§ **What to produce**:
Write the material out again in full, exactly.

§ **Stored data**:
-=-=-=-=-

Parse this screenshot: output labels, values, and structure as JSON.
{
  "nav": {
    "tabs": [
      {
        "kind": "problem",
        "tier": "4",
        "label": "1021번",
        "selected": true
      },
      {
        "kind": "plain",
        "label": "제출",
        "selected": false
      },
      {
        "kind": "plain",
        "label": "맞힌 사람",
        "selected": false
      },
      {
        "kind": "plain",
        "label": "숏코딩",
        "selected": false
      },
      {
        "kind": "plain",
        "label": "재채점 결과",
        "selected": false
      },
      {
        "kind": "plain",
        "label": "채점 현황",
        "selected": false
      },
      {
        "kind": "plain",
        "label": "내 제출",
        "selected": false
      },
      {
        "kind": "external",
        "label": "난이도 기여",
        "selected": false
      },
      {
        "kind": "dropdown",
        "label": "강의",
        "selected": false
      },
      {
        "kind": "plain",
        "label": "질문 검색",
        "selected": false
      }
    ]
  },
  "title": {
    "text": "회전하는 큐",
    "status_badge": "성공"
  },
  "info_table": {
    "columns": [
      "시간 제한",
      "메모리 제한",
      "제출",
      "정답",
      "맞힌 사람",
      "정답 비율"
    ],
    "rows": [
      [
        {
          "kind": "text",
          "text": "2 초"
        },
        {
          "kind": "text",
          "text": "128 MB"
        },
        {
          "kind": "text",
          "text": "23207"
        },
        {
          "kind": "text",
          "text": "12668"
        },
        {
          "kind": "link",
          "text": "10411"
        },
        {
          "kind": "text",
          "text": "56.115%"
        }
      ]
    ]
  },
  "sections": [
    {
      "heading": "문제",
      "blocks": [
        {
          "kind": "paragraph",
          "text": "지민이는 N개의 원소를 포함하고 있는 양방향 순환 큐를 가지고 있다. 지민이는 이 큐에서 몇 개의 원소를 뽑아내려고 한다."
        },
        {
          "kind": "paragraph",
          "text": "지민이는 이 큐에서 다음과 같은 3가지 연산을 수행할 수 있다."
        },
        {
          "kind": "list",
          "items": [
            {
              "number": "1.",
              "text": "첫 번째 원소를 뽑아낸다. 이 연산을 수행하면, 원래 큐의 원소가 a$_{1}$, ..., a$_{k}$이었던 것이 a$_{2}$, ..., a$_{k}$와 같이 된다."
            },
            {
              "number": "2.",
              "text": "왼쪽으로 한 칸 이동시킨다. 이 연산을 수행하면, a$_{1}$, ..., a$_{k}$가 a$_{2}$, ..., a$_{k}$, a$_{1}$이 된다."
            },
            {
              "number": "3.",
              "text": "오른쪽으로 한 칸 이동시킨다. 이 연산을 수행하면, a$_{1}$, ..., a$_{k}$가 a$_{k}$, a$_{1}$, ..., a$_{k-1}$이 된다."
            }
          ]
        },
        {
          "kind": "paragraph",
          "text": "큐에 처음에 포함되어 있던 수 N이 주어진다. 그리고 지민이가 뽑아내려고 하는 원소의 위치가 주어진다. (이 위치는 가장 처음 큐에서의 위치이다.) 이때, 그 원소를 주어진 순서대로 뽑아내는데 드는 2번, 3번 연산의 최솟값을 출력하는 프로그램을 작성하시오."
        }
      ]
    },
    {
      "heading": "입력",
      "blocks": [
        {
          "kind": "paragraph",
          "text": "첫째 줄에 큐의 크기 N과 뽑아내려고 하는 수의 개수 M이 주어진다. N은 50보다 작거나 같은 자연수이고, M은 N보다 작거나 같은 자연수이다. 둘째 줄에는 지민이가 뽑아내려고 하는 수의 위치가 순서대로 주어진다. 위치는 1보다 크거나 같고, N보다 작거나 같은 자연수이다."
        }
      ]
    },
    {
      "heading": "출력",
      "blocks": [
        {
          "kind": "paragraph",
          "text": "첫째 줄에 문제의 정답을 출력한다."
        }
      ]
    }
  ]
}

-=-=-=-=-

§ **Response to this exercise**:
Parse this screenshot: output labels, values, and structure as JSON.
{
  "nav": {
    "tabs": [
      {
        "kind": "problem",
        "tier": "4",
        "label": "1021번",
        "selected": true
      },
      {
        "kind": "plain",
        "label": "제출",
        "selected": false
      },
      {
        "kind": "plain",
        "label": "맞힌 사람",
        "selected": false
      },
      {
        "kind": "plain",
        "label": "숏코딩",
        "selected": false
      },
      {
        "kind": "plain",
        "label": "재채점 결과",
        "selected": false
      },
      {
        "kind": "plain",
        "label": "채점 현황",
        "selected": false
      },
      {
        "kind": "plain",
        "label": "내 제출",
        "selected": false
      },
      {
        "kind": "external",
        "label": "난이도 기여",
        "selected": false
      },
      {
        "kind": "dropdown",
        "label": "강의",
        "selected": false
      },
      {
        "kind": "plain",
        "label": "질문 검색",
        "selected": false
      }
    ]
  },
  "title": {
    "text": "회전하는 큐",
    "status_badge": "성공"
  },
  "info_table": {
    "columns": [
      "시간 제한",
      "메모리 제한",
      "제출",
      "정답",
      "맞힌 사람",
      "정답 비율"
    ],
    "rows": [
      [
        {
          "kind": "text",
          "text": "2 초"
        },
        {
          "kind": "text",
          "text": "128 MB"
        },
        {
          "kind": "text",
          "text": "23207"
        },
        {
          "kind": "text",
          "text": "12668"
        },
        {
          "kind": "link",
          "text": "10411"
        },
        {
          "kind": "text",
          "text": "56.115%"
        }
      ]
    ]
  },
  "sections": [
    {
      "heading": "문제",
      "blocks": [
        {
          "kind": "paragraph",
          "text": "지민이는 N개의 원소를 포함하고 있는 양방향 순환 큐를 가지고 있다. 지민이는 이 큐에서 몇 개의 원소를 뽑아내려고 한다."
        },
        {
          "kind": "paragraph",
          "text": "지민이는 이 큐에서 다음과 같은 3가지 연산을 수행할 수 있다."
        },
        {
          "kind": "list",
          "items": [
            {
              "number": "1.",
              "text": "첫 번째 원소를 뽑아낸다. 이 연산을 수행하면, 원래 큐의 원소가 a$_{1}$, ..., a$_{k}$이었던 것이 a$_{2}$, ..., a$_{k}$와 같이 된다."
            },
            {
              "number": "2.",
              "text": "왼쪽으로 한 칸 이동시킨다. 이 연산을 수행하면, a$_{1}$, ..., a$_{k}$가 a$_{2}$, ..., a$_{k}$, a$_{1}$이 된다."
            },
            {
              "number": "3.",
              "text": "오른쪽으로 한 칸 이동시킨다. 이 연산을 수행하면, a$_{1}$, ..., a$_{k}$가 a$_{k}$, a$_{1}$, ..., a$_{k-1}$이 된다."
            }
          ]
        },
        {
          "kind": "paragraph",
          "text": "큐에 처음에 포함되어 있던 수 N이 주어진다. 그리고 지민이가 뽑아내려고 하는 원소의 위치가 주어진다. (이 위치는 가장 처음 큐에서의 위치이다.) 이때, 그 원소를 주어진 순서대로 뽑아내는데 드는 2번, 3번 연산의 최솟값을 출력하는 프로그램을 작성하시오."
        }
      ]
    },
    {
      "heading": "입력",
      "blocks": [
        {
          "kind": "paragraph",
          "text": "첫째 줄에 큐의 크기 N과 뽑아내려고 하는 수의 개수 M이 주어진다. N은 50보다 작거나 같은 자연수이고, M은 N보다 작거나 같은 자연수이다. 둘째 줄에는 지민이가 뽑아내려고 하는 수의 위치가 순서대로 주어진다. 위치는 1보다 크거나 같고, N보다 작거나 같은 자연수이다."
        }
      ]
    },
    {
      "heading": "출력",
      "blocks": [
        {
          "kind": "paragraph",
          "text": "첫째 줄에 문제의 정답을 출력한다."
        }
      ]
    }
  ]
}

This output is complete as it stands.